**** Source information ****
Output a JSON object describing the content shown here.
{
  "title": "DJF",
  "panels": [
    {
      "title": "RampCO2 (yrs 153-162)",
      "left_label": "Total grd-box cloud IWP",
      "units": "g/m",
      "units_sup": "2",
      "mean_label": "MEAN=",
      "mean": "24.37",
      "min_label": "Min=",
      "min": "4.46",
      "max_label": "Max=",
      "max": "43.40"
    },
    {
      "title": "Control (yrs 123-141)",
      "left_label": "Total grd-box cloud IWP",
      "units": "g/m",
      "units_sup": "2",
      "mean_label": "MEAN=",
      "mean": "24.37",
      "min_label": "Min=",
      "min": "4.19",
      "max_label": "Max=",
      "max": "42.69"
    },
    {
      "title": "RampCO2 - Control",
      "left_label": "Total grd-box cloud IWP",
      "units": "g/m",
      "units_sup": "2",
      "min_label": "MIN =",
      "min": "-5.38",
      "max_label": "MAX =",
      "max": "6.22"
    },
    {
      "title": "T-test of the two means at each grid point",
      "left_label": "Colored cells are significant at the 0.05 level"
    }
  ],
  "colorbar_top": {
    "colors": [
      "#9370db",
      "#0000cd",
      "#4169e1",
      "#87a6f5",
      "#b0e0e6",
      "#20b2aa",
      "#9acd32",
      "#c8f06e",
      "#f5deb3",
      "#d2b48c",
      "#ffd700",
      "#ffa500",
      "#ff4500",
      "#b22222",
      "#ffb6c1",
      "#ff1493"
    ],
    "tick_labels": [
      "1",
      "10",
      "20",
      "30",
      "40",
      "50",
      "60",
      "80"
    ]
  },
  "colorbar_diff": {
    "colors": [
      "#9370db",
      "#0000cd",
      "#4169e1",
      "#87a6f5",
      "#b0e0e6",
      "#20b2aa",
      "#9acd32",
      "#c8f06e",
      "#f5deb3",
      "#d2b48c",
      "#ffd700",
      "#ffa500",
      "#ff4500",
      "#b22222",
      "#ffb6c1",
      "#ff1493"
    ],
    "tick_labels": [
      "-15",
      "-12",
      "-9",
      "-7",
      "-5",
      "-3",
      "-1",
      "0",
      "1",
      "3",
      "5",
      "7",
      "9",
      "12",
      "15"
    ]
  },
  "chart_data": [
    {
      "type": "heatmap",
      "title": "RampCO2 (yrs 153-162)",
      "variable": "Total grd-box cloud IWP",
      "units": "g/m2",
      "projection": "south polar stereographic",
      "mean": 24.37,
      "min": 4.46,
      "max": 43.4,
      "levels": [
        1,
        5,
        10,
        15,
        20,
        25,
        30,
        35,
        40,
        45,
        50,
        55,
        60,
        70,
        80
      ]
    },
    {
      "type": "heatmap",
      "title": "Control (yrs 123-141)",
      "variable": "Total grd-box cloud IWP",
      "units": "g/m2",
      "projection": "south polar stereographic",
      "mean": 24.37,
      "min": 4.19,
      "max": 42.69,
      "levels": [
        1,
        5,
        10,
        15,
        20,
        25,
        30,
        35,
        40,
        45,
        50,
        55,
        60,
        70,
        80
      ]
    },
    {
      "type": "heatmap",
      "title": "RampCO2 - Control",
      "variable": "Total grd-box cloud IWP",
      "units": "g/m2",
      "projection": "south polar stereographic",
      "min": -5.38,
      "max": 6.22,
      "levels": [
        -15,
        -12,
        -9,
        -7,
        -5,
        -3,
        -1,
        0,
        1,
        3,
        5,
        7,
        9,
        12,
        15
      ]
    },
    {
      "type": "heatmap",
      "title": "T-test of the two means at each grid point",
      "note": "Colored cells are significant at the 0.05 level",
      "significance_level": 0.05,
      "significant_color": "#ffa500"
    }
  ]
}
****
» Aim of the exercise
An exact transcription of the entries is needed, complete to the final line.

» Answer area
Output a JSON object describing the content shown here.
{
  "title": "DJF",
  "panels": [
    {
      "title": "RampCO2 (yrs 153-162)",
      "left_label": "Total grd-box cloud IWP",
      "units": "g/m",
      "units_sup": "2",
      "mean_label": "MEAN=",
      "mean": "24.37",
      "min_label": "Min=",
      "min": "4.46",
      "max_label": "Max=",
      "max": "43.40"
    },
    {
      "title": "Control (yrs 123-141)",
      "left_label": "Total grd-box cloud IWP",
      "units": "g/m",
      "units_sup": "2",
      "mean_label": "MEAN=",
      "mean": "24.37",
      "min_label": "Min=",
      "min": "4.19",
      "max_label": "Max=",
      "max": "42.69"
    },
    {
      "title": "RampCO2 - Control",
      "left_label": "Total grd-box cloud IWP",
      "units": "g/m",
      "units_sup": "2",
      "min_label": "MIN =",
      "min": "-5.38",
      "max_label": "MAX =",
      "max": "6.22"
    },
    {
      "title": "T-test of the two means at each grid point",
      "left_label": "Colored cells are significant at the 0.05 level"
    }
  ],
  "colorbar_top": {
    "colors": [
      "#9370db",
      "#0000cd",
      "#4169e1",
      "#87a6f5",
      "#b0e0e6",
      "#20b2aa",
      "#9acd32",
      "#c8f06e",
      "#f5deb3",
      "#d2b48c",
      "#ffd700",
      "#ffa500",
      "#ff4500",
      "#b22222",
      "#ffb6c1",
      "#ff1493"
    ],
    "tick_labels": [
      "1",
      "10",
      "20",
      "30",
      "40",
      "50",
      "60",
      "80"
    ]
  },
  "colorbar_diff": {
    "colors": [
      "#9370db",
      "#0000cd",
      "#4169e1",
      "#87a6f5",
      "#b0e0e6",
      "#20b2aa",
      "#9acd32",
      "#c8f06e",
      "#f5deb3",
      "#d2b48c",
      "#ffd700",
      "#ffa500",
      "#ff4500",
      "#b22222",
      "#ffb6c1",
      "#ff1493"
    ],
    "tick_labels": [
      "-15",
      "-12",
      "-9",
      "-7",
      "-5",
      "-3",
      "-1",
      "0",
      "1",
      "3",
      "5",
      "7",
      "9",
      "12",
      "15"
    ]
  },
  "chart_data": [
    {
      "type": "heatmap",
      "title": "RampCO2 (yrs 153-162)",
      "variable": "Total grd-box cloud IWP",
      "units": "g/m2",
      "projection": "south polar stereographic",
      "mean": 24.37,
      "min": 4.46,
      "max": 43.4,
      "levels": [
        1,
        5,
        10,
        15,
        20,
        25,
        30,
        35,
        40,
        45,
        50,
        55,
        60,
        70,
        80
      ]
    },
    {
      "type": "heatmap",
      "title": "Control (yrs 123-141)",
      "variable": "Total grd-box cloud IWP",
      "units": "g/m2",
      "projection": "south polar stereographic",
      "mean": 24.37,
      "min": 4.19,
      "max": 42.69,
      "levels": [
        1,
        5,
        10,
        15,
        20,
        25,
        30,
        35,
        40,
        45,
        50,
        55,
        60,
        70,
        80
      ]
    },
    {
      "type": "heatmap",
      "title": "RampCO2 - Control",
      "variable": "Total grd-box cloud IWP",
      "units": "g/m2",
      "projection": "south polar stereographic",
      "min": -5.38,
      "max": 6.22,
      "levels": [
        -15,
        -12,
        -9,
        -7,
        -5,
        -3,
        -1,
        0,
        1,
        3,
        5,
        7,
        9,
        12,
        15
      ]
    },
    {
      "type": "heatmap",
      "title": "T-test of the two means at each grid point",
      "note": "Colored cells are significant at the 0.05 level",
      "significance_level": 0.05,
      "significant_color": "#ffa500"
    }
  ]
}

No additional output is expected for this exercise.